### TASK OBJECTIVE
Write out each line exactly as it stands, please.

○ ○ ○ ○

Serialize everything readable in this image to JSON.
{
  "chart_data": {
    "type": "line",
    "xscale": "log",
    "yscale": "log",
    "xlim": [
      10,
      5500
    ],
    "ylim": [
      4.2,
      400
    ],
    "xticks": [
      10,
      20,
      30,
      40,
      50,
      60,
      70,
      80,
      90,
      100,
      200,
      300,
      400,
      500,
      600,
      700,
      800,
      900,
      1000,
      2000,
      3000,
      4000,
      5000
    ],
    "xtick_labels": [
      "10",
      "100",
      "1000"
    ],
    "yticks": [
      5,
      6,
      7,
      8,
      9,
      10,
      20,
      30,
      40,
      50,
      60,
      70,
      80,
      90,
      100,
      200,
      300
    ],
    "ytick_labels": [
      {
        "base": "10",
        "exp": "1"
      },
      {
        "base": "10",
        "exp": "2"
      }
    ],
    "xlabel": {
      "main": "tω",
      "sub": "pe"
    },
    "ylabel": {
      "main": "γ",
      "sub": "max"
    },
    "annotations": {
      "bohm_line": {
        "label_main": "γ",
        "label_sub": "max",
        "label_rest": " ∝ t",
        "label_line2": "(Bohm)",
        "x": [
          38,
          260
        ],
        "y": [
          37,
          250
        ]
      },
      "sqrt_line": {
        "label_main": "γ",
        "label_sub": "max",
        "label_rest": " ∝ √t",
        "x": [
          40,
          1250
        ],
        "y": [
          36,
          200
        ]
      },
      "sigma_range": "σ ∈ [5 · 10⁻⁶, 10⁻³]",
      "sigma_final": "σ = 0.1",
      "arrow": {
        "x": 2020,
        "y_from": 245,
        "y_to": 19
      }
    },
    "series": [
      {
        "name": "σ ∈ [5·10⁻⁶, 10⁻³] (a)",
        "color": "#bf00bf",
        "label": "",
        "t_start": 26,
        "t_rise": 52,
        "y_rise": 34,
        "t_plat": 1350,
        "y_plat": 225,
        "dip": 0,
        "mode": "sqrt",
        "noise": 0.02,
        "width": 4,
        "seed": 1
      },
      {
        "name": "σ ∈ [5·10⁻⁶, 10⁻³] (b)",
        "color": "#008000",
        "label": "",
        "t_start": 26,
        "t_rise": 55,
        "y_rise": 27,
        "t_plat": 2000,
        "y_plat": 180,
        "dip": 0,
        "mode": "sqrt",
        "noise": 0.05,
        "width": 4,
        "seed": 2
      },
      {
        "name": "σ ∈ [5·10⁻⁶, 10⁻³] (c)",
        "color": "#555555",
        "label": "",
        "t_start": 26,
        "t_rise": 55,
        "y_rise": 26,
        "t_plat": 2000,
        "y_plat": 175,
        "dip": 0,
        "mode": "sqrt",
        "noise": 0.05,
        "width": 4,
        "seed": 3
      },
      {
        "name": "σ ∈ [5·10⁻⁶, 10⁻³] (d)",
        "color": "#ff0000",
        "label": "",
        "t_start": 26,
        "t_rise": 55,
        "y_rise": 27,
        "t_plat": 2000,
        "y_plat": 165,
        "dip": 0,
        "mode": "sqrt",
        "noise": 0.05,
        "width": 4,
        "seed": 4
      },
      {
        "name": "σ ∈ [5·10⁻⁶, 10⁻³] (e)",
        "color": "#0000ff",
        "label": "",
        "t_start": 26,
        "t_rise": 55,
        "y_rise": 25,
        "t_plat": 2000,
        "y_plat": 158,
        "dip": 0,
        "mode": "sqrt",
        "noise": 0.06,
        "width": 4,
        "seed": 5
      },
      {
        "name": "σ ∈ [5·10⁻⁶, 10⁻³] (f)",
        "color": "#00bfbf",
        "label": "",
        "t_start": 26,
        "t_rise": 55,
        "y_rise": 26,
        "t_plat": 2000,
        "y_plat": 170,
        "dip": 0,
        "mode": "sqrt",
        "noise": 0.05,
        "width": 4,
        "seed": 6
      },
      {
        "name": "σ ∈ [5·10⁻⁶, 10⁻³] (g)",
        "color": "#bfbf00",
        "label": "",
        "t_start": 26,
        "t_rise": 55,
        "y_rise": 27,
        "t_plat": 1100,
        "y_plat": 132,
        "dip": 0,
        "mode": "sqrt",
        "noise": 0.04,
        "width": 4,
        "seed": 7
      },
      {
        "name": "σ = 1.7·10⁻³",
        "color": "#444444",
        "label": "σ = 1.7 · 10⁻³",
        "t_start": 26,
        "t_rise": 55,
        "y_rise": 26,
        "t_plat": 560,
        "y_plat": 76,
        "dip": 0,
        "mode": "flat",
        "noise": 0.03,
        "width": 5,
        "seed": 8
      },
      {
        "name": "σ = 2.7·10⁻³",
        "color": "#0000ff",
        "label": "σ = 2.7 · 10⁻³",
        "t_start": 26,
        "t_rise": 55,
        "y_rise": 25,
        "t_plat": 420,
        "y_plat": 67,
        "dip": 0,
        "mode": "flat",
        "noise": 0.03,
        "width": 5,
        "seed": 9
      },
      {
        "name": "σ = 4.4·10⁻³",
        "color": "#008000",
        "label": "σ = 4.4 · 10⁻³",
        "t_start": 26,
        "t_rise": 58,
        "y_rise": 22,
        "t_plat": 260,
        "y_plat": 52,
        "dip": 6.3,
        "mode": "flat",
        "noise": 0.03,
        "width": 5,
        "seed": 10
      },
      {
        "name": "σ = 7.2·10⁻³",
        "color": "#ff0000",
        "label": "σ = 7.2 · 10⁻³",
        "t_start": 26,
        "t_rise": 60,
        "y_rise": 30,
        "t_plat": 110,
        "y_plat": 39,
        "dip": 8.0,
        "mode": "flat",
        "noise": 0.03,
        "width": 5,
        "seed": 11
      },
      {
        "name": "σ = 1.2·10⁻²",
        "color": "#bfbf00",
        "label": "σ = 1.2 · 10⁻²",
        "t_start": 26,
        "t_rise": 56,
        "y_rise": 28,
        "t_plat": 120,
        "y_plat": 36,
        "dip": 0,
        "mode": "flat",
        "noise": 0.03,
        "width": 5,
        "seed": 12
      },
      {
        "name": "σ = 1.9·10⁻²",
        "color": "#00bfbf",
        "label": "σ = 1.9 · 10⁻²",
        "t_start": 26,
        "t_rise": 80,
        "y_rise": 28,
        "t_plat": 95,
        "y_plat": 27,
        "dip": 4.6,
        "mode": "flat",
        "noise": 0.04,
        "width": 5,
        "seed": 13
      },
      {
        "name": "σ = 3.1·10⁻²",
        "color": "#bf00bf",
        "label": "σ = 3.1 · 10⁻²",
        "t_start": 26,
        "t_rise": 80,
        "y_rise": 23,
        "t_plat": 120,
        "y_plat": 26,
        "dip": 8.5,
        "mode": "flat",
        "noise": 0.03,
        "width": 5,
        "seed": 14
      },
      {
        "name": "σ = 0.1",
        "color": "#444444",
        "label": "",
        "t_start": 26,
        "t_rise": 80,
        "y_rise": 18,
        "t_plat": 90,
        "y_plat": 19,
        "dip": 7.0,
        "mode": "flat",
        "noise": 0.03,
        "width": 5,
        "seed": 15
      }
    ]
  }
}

○ ○ ○ ○

### RESPONSE TO THE EXERCISE
Serialize everything readable in this image to JSON.
{
  "chart_data": {
    "type": "line",
    "xscale": "log",
    "yscale": "log",
    "xlim": [
      10,
      5500
    ],
    "ylim": [
      4.2,
      400
    ],
    "xticks": [
      10,
      20,
      30,
      40,
      50,
      60,
      70,
      80,
      90,
      100,
      200,
      300,
      400,
      500,
      600,
      700,
      800,
      900,
      1000,
      2000,
      3000,
      4000,
      5000
    ],
    "xtick_labels": [
      "10",
      "100",
      "1000"
    ],
    "yticks": [
      5,
      6,
      7,
      8,
      9,
      10,
      20,
      30,
      40,
      50,
      60,
      70,
      80,
      90,
      100,
      200,
      300
    ],
    "ytick_labels": [
      {
        "base": "10",
        "exp": "1"
      },
      {
        "base": "10",
        "exp": "2"
      }
    ],
    "xlabel": {
      "main": "tω",
      "sub": "pe"
    },
    "ylabel": {
      "main": "γ",
      "sub": "max"
    },
    "annotations": {
      "bohm_line": {
        "label_main": "γ",
        "label_sub": "max",
        "label_rest": " ∝ t",
        "label_line2": "(Bohm)",
        "x": [
          38,
          260
        ],
        "y": [
          37,
          250
        ]
      },
      "sqrt_line": {
        "label_main": "γ",
        "label_sub": "max",
        "label_rest": " ∝ √t",
        "x": [
          40,
          1250
        ],
        "y": [
          36,
          200
        ]
      },
      "sigma_range": "σ ∈ [5 · 10⁻⁶, 10⁻³]",
      "sigma_final": "σ = 0.1",
      "arrow": {
        "x": 2020,
        "y_from": 245,
        "y_to": 19
      }
    },
    "series": [
      {
        "name": "σ ∈ [5·10⁻⁶, 10⁻³] (a)",
        "color": "#bf00bf",
        "label": "",
        "t_start": 26,
        "t_rise": 52,
        "y_rise": 34,
        "t_plat": 1350,
        "y_plat": 225,
        "dip": 0,
        "mode": "sqrt",
        "noise": 0.02,
        "width": 4,
        "seed": 1
      },
      {
        "name": "σ ∈ [5·10⁻⁶, 10⁻³] (b)",
        "color": "#008000",
        "label": "",
        "t_start": 26,
        "t_rise": 55,
        "y_rise": 27,
        "t_plat": 2000,
        "y_plat": 180,
        "dip": 0,
        "mode": "sqrt",
        "noise": 0.05,
        "width": 4,
        "seed": 2
      },
      {
        "name": "σ ∈ [5·10⁻⁶, 10⁻³] (c)",
        "color": "#555555",
        "label": "",
        "t_start": 26,
        "t_rise": 55,
        "y_rise": 26,
        "t_plat": 2000,
        "y_plat": 175,
        "dip": 0,
        "mode": "sqrt",
        "noise": 0.05,
        "width": 4,
        "seed": 3
      },
      {
        "name": "σ ∈ [5·10⁻⁶, 10⁻³] (d)",
        "color": "#ff0000",
        "label": "",
        "t_start": 26,
        "t_rise": 55,
        "y_rise": 27,
        "t_plat": 2000,
        "y_plat": 165,
        "dip": 0,
        "mode": "sqrt",
        "noise": 0.05,
        "width": 4,
        "seed": 4
      },
      {
        "name": "σ ∈ [5·10⁻⁶, 10⁻³] (e)",
        "color": "#0000ff",
        "label": "",
        "t_start": 26,
        "t_rise": 55,
        "y_rise": 25,
        "t_plat": 2000,
        "y_plat": 158,
        "dip": 0,
        "mode": "sqrt",
        "noise": 0.06,
        "width": 4,
        "seed": 5
      },
      {
        "name": "σ ∈ [5·10⁻⁶, 10⁻³] (f)",
        "color": "#00bfbf",
        "label": "",
        "t_start": 26,
        "t_rise": 55,
        "y_rise": 26,
        "t_plat": 2000,
        "y_plat": 170,
        "dip": 0,
        "mode": "sqrt",
        "noise": 0.05,
        "width": 4,
        "seed": 6
      },
      {
        "name": "σ ∈ [5·10⁻⁶, 10⁻³] (g)",
        "color": "#bfbf00",
        "label": "",
        "t_start": 26,
        "t_rise": 55,
        "y_rise": 27,
        "t_plat": 1100,
        "y_plat": 132,
        "dip": 0,
        "mode": "sqrt",
        "noise": 0.04,
        "width": 4,
        "seed": 7
      },
      {
        "name": "σ = 1.7·10⁻³",
        "color": "#444444",
        "label": "σ = 1.7 · 10⁻³",
        "t_start": 26,
        "t_rise": 55,
        "y_rise": 26,
        "t_plat": 560,
        "y_plat": 76,
        "dip": 0,
        "mode": "flat",
        "noise": 0.03,
        "width": 5,
        "seed": 8
      },
      {
        "name": "σ = 2.7·10⁻³",
        "color": "#0000ff",
        "label": "σ = 2.7 · 10⁻³",
        "t_start": 26,
        "t_rise": 55,
        "y_rise": 25,
        "t_plat": 420,
        "y_plat": 67,
        "dip": 0,
        "mode": "flat",
        "noise": 0.03,
        "width": 5,
        "seed": 9
      },
      {
        "name": "σ = 4.4·10⁻³",
        "color": "#008000",
        "label": "σ = 4.4 · 10⁻³",
        "t_start": 26,
        "t_rise": 58,
        "y_rise": 22,
        "t_plat": 260,
        "y_plat": 52,
        "dip": 6.3,
        "mode": "flat",
        "noise": 0.03,
        "width": 5,
        "seed": 10
      },
      {
        "name": "σ = 7.2·10⁻³",
        "color": "#ff0000",
        "label": "σ = 7.2 · 10⁻³",
        "t_start": 26,
        "t_rise": 60,
        "y_rise": 30,
        "t_plat": 110,
        "y_plat": 39,
        "dip": 8.0,
        "mode": "flat",
        "noise": 0.03,
        "width": 5,
        "seed": 11
      },
      {
        "name": "σ = 1.2·10⁻²",
        "color": "#bfbf00",
        "label": "σ = 1.2 · 10⁻²",
        "t_start": 26,
        "t_rise": 56,
        "y_rise": 28,
        "t_plat": 120,
        "y_plat": 36,
        "dip": 0,
        "mode": "flat",
        "noise": 0.03,
        "width": 5,
        "seed": 12
      },
      {
        "name": "σ = 1.9·10⁻²",
        "color": "#00bfbf",
        "label": "σ = 1.9 · 10⁻²",
        "t_start": 26,
        "t_rise": 80,
        "y_rise": 28,
        "t_plat": 95,
        "y_plat": 27,
        "dip": 4.6,
        "mode": "flat",
        "noise": 0.04,
        "width": 5,
        "seed": 13
      },
      {
        "name": "σ = 3.1·10⁻²",
        "color": "#bf00bf",
        "label": "σ = 3.1 · 10⁻²",
        "t_start": 26,
        "t_rise": 80,
        "y_rise": 23,
        "t_plat": 120,
        "y_plat": 26,
        "dip": 8.5,
        "mode": "flat",
        "noise": 0.03,
        "width": 5,
        "seed": 14
      },
      {
        "name": "σ = 0.1",
        "color": "#444444",
        "label": "",
        "t_start": 26,
        "t_rise": 80,
        "y_rise": 18,
        "t_plat": 90,
        "y_plat": 19,
        "dip": 7.0,
        "mode": "flat",
        "noise": 0.03,
        "width": 5,
        "seed": 15
      }
    ]
  }
}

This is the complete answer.